# TO BE DONE
Search the listing for "двофазній" and copy every line where it appears.

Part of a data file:
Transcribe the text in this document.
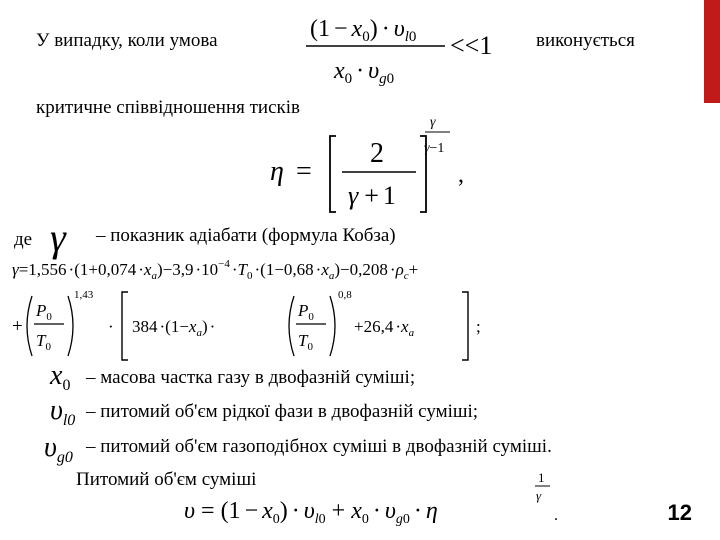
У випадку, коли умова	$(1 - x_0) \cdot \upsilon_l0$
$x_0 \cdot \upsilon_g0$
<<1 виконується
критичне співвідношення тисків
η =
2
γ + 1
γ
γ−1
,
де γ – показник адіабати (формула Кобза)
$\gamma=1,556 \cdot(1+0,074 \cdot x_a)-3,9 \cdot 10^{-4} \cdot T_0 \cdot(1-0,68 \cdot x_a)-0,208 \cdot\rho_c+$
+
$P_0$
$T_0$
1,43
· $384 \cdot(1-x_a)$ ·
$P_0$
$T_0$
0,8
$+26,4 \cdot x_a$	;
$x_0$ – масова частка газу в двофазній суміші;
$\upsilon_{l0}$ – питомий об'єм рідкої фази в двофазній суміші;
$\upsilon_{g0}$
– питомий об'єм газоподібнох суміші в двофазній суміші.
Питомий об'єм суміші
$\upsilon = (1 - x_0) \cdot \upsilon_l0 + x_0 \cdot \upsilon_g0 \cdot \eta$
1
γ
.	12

...

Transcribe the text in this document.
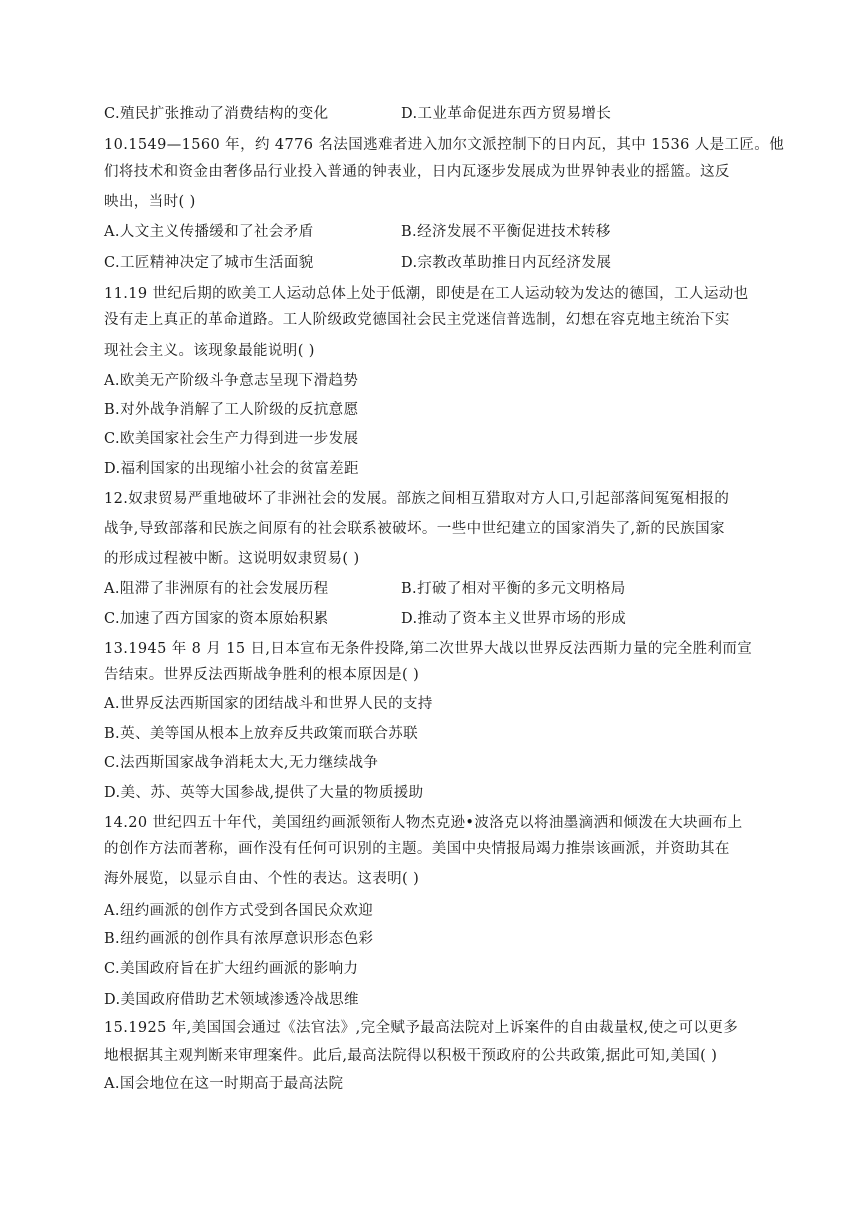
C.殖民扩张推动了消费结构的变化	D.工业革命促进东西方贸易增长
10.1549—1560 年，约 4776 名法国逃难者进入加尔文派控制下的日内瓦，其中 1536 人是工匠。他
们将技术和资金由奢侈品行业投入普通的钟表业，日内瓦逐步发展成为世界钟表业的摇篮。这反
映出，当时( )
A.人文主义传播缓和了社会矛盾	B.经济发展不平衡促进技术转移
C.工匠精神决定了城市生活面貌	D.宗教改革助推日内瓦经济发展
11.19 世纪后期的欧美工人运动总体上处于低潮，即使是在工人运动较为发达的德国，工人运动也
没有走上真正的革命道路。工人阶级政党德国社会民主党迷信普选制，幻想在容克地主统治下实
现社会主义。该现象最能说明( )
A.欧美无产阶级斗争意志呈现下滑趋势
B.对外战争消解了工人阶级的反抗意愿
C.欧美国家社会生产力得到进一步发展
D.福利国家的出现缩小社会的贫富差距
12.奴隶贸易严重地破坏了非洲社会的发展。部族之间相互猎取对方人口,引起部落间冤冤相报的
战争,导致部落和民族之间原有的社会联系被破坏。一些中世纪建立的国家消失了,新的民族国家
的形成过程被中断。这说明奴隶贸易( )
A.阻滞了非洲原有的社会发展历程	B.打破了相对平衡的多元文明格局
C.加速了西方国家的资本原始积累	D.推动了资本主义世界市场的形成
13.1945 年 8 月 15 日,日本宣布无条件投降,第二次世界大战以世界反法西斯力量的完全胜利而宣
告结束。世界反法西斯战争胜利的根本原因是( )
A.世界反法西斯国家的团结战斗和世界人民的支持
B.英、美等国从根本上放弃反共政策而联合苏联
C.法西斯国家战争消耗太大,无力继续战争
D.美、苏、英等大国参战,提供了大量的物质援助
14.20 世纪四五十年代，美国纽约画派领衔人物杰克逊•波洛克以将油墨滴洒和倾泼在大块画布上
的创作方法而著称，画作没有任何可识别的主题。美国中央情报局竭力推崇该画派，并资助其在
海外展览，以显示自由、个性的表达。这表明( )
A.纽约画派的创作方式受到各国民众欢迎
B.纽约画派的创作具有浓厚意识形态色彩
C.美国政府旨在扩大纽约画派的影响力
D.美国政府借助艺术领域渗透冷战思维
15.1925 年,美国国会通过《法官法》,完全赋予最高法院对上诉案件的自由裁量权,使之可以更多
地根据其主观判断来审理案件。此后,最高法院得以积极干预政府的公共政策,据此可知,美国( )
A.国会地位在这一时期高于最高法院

# ANSWER TO THE TASK
$x_0$ – масова частка газу в двофазній суміші;
$\upsilon_{l0}$ – питомий об'єм рідкої фази в двофазній суміші;
– питомий об'єм газоподібнох суміші в двофазній суміші.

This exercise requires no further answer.